> [Exercise aim]
Pick out all lines with the word "Conductivity" from the records that follow.

........

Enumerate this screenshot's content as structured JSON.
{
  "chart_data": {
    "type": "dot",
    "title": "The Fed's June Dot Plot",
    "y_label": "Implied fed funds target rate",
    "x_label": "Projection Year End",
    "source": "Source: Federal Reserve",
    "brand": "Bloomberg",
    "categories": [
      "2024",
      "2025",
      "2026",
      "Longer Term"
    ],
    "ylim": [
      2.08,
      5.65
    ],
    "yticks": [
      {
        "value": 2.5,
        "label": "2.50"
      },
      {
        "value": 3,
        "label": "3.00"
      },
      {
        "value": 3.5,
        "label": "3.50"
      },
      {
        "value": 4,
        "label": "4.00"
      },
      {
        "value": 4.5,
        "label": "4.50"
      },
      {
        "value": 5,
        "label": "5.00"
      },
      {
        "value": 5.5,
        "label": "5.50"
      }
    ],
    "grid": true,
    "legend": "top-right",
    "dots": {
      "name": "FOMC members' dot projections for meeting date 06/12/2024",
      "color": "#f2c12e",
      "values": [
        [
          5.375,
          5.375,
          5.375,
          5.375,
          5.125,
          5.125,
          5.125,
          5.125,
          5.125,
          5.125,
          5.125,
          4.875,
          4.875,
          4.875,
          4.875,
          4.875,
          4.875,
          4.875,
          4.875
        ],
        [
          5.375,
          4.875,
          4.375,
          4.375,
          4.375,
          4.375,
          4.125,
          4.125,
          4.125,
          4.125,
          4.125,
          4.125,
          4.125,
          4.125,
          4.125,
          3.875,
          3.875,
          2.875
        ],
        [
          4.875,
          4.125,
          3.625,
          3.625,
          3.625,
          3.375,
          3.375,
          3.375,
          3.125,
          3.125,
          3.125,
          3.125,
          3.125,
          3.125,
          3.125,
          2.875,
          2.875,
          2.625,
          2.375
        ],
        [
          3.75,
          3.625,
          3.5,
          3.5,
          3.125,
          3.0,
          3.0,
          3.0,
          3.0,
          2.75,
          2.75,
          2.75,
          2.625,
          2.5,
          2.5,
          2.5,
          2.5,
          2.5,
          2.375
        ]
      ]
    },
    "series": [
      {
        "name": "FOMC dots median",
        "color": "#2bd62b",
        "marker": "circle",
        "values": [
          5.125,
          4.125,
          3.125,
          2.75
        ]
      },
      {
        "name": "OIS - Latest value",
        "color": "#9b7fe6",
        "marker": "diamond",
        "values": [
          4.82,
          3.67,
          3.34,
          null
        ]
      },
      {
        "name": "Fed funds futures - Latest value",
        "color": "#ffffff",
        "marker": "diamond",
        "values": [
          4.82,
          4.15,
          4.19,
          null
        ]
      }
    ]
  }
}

........

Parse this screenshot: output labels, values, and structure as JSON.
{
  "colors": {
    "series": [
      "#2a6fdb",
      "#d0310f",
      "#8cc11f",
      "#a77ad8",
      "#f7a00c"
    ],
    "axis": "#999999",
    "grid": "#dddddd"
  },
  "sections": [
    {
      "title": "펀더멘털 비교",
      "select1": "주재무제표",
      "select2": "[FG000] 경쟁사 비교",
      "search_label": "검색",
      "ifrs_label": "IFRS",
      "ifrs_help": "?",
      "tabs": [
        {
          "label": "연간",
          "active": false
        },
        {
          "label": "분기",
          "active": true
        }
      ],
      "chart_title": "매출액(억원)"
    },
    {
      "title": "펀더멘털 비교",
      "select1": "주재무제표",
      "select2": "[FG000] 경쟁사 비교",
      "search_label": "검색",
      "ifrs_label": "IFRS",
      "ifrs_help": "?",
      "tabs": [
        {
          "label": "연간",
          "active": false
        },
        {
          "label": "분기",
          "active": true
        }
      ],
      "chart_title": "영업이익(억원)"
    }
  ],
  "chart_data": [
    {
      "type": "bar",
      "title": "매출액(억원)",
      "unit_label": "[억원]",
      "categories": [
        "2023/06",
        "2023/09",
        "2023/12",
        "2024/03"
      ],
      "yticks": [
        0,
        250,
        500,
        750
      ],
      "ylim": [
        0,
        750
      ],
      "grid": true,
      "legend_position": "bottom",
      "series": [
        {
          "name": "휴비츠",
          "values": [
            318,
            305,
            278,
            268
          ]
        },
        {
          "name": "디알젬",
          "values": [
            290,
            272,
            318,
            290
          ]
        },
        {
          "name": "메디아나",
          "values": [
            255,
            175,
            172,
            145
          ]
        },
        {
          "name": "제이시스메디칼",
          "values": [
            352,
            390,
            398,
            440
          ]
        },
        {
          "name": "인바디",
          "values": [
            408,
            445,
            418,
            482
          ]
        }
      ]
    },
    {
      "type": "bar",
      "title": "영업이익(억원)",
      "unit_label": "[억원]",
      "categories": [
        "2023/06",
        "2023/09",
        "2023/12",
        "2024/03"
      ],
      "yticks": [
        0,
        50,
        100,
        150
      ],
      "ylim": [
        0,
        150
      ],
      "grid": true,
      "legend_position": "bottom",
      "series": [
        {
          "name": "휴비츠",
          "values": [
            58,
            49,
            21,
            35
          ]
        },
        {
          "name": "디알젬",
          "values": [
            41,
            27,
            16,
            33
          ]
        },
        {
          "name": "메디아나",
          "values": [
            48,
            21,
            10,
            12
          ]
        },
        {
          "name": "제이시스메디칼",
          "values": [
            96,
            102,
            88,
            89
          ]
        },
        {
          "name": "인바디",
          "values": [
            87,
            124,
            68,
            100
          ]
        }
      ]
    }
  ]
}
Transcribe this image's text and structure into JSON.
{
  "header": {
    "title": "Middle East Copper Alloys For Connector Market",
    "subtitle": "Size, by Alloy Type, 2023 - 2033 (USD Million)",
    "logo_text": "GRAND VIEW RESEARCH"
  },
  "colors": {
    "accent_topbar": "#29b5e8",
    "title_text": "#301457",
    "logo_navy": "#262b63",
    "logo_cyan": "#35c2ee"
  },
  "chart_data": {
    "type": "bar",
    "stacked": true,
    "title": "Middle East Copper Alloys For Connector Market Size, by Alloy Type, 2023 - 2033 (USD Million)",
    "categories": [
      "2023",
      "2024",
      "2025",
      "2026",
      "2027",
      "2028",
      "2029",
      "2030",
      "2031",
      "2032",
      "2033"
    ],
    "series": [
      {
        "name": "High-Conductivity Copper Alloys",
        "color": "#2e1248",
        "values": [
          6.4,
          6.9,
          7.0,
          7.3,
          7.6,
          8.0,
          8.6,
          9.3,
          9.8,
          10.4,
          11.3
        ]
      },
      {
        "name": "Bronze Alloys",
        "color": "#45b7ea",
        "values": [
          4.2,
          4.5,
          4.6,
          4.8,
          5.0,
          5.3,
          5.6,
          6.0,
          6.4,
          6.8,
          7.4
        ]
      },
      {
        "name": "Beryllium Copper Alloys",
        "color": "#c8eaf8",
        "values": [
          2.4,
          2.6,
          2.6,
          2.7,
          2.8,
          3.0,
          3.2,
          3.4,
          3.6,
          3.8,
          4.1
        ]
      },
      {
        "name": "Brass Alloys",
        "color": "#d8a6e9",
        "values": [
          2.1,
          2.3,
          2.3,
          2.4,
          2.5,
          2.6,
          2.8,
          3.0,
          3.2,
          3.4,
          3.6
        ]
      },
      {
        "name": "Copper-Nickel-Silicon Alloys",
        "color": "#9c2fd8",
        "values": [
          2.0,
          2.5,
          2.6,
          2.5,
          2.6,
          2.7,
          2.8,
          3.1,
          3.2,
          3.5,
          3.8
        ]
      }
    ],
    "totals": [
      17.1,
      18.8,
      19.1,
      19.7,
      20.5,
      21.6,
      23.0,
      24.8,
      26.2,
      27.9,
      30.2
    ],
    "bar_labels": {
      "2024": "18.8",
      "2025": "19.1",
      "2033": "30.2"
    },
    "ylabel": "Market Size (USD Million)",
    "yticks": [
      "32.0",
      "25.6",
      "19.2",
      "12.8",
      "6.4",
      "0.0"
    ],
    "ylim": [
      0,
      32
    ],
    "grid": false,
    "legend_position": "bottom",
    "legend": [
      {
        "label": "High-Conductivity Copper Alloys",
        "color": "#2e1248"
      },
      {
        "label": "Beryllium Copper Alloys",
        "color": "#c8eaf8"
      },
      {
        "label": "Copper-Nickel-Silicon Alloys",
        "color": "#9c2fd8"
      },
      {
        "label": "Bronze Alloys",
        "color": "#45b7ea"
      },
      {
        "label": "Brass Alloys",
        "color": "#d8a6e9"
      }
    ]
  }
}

........

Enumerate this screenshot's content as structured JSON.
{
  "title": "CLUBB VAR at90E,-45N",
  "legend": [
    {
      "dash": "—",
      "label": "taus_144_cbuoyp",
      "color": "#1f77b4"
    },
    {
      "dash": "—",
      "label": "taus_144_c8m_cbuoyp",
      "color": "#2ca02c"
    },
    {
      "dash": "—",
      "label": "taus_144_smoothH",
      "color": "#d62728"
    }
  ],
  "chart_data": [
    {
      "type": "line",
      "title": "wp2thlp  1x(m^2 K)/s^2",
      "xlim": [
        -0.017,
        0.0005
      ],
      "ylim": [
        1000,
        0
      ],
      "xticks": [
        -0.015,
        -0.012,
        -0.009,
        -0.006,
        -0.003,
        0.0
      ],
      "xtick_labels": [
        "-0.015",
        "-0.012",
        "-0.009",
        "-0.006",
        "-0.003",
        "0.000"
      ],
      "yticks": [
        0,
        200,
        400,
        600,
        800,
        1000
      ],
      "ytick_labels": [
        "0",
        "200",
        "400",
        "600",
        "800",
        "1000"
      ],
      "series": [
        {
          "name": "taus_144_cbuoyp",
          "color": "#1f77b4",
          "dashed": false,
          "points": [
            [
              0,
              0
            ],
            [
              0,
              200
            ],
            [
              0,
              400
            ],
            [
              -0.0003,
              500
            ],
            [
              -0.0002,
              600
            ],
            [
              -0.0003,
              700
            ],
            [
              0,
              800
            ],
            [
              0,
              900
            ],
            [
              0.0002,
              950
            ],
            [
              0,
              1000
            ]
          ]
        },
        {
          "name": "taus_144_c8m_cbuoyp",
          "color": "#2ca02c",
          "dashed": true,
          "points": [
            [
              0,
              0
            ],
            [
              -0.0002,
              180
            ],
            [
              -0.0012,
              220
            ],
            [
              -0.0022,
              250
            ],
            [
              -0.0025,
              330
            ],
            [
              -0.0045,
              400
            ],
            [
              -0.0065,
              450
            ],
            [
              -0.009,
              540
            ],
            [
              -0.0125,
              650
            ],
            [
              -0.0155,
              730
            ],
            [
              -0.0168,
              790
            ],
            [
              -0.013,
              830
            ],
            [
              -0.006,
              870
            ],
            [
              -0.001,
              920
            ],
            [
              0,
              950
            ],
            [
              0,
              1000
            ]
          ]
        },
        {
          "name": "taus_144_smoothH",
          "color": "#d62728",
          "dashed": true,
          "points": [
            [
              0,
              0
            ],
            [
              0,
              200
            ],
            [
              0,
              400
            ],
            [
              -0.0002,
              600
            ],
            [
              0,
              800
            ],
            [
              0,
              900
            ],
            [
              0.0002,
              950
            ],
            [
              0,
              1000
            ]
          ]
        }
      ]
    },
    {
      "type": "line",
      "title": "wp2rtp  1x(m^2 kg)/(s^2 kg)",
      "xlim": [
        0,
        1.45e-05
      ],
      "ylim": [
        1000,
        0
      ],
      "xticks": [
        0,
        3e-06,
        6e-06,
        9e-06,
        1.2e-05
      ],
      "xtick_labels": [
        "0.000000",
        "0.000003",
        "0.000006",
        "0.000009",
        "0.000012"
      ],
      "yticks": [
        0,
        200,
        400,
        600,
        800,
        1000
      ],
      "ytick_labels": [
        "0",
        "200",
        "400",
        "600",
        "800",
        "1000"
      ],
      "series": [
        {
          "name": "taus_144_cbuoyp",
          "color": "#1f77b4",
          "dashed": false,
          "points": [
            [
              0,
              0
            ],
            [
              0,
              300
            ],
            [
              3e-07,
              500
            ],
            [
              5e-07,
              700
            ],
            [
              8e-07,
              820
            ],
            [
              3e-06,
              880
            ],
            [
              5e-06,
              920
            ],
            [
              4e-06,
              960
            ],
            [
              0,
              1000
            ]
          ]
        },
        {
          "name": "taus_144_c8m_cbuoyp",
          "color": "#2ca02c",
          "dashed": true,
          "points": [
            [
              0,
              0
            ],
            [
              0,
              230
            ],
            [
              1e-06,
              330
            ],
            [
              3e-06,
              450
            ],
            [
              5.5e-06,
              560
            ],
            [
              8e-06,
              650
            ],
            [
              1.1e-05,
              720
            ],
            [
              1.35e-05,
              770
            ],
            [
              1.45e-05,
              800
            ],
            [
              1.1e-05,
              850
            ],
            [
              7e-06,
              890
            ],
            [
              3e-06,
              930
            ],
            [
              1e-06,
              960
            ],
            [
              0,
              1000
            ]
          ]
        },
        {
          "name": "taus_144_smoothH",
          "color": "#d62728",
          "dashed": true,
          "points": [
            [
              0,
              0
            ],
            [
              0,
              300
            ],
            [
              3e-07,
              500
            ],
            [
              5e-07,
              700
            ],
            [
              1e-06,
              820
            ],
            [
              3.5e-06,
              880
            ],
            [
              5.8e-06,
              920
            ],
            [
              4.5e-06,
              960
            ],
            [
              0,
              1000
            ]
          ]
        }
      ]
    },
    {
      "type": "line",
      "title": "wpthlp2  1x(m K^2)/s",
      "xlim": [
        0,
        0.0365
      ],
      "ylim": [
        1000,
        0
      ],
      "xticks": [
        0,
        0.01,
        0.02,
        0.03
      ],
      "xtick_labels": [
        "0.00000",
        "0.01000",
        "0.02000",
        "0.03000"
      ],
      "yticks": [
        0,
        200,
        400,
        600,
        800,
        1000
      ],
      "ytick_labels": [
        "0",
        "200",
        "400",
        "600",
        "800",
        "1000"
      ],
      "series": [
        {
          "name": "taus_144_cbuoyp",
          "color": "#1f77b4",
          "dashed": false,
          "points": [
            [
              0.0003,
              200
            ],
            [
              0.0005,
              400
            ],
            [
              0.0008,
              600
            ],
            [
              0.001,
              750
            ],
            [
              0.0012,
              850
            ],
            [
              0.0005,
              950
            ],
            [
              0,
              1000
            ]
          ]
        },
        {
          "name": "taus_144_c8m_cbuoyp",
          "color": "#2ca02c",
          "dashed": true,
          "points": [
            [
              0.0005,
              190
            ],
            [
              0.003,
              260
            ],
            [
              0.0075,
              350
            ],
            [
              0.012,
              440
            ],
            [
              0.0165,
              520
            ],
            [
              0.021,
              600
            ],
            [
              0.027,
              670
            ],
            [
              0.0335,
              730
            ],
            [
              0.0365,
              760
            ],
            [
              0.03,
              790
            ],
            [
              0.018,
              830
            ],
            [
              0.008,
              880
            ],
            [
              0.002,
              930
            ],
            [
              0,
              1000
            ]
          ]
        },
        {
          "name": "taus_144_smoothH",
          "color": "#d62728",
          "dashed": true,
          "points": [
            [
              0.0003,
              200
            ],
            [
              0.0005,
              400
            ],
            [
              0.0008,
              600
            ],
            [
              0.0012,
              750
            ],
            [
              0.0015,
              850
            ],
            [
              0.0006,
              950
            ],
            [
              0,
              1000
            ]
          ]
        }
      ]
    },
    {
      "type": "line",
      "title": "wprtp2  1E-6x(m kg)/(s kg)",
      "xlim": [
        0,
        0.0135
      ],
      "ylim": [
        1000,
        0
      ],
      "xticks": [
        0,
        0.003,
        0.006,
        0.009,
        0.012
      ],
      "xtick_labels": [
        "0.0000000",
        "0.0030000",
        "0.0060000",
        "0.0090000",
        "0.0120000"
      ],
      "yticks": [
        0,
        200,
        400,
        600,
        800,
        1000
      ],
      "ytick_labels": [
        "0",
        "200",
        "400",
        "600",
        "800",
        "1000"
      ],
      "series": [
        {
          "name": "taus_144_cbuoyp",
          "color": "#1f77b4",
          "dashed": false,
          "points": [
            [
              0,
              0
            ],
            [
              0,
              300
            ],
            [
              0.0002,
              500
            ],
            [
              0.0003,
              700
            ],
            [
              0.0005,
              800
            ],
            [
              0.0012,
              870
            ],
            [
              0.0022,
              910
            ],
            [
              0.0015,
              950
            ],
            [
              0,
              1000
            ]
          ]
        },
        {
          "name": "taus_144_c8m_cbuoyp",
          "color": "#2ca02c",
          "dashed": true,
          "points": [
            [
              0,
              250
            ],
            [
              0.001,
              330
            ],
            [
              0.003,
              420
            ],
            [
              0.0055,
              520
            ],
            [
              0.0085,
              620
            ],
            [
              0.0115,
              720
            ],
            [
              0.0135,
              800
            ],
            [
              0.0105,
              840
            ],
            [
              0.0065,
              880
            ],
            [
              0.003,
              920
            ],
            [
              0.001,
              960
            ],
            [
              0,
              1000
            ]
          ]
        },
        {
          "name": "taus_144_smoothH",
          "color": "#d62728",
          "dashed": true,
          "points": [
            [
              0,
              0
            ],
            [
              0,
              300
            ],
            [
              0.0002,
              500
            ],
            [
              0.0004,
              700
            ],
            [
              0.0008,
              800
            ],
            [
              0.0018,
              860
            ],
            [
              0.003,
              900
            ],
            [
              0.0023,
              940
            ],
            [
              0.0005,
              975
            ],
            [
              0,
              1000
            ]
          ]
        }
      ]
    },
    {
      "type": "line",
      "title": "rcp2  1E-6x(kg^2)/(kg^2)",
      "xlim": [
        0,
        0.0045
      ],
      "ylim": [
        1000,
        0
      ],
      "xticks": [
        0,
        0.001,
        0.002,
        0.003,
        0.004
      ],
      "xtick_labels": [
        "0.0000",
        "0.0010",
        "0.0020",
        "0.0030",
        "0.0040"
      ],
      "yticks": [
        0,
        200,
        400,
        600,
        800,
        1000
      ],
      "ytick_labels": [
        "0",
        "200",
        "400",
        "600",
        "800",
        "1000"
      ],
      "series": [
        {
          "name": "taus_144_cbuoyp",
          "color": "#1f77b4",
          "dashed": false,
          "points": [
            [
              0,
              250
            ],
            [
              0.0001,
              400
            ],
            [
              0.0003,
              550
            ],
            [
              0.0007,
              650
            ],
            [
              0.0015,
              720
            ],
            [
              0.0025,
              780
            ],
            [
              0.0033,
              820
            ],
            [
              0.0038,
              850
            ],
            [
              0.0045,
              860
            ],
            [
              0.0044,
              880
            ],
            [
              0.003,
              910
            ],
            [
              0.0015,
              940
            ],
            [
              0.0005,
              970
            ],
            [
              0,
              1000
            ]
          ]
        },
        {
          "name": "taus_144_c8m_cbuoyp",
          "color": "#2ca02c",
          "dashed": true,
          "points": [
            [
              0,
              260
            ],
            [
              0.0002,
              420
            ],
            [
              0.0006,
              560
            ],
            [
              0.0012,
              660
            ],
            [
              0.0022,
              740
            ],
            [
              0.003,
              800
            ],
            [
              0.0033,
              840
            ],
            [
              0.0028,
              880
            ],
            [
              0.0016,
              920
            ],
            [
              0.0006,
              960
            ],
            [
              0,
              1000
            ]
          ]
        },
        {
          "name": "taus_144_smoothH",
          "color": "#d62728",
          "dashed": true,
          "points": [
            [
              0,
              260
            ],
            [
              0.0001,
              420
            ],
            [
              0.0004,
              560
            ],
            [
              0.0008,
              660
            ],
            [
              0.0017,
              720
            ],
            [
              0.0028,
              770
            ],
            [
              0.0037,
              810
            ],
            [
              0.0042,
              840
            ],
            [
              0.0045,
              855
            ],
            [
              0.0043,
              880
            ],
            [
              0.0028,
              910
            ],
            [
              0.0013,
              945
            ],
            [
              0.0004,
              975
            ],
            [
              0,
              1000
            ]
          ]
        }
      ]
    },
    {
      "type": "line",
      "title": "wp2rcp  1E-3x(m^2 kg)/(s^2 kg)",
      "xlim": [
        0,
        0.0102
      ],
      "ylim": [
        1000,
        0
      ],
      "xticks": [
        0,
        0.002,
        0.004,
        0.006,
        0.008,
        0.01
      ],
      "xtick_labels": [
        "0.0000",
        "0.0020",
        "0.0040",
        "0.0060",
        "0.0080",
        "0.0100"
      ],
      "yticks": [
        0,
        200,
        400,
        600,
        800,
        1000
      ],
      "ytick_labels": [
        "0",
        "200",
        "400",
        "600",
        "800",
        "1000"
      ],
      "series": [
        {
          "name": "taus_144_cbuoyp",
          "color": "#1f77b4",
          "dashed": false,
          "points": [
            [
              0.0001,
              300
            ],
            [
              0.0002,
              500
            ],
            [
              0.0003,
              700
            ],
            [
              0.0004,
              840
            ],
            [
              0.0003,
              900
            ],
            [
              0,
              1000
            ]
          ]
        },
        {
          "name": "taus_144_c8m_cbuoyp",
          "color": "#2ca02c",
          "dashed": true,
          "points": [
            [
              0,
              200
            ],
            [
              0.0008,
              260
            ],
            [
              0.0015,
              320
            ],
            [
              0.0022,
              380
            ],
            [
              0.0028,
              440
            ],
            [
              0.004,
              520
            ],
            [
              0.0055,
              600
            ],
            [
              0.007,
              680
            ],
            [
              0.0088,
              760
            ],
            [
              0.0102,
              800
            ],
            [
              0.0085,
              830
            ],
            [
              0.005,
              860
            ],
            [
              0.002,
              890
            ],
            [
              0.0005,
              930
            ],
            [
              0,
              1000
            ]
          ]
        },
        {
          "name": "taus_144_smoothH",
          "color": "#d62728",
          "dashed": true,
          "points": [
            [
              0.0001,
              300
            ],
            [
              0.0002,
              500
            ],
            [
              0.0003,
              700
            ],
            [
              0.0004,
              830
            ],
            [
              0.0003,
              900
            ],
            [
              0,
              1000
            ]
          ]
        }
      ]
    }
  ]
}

........

> [Final answer]
        "name": "High-Conductivity Copper Alloys",
        "label": "High-Conductivity Copper Alloys",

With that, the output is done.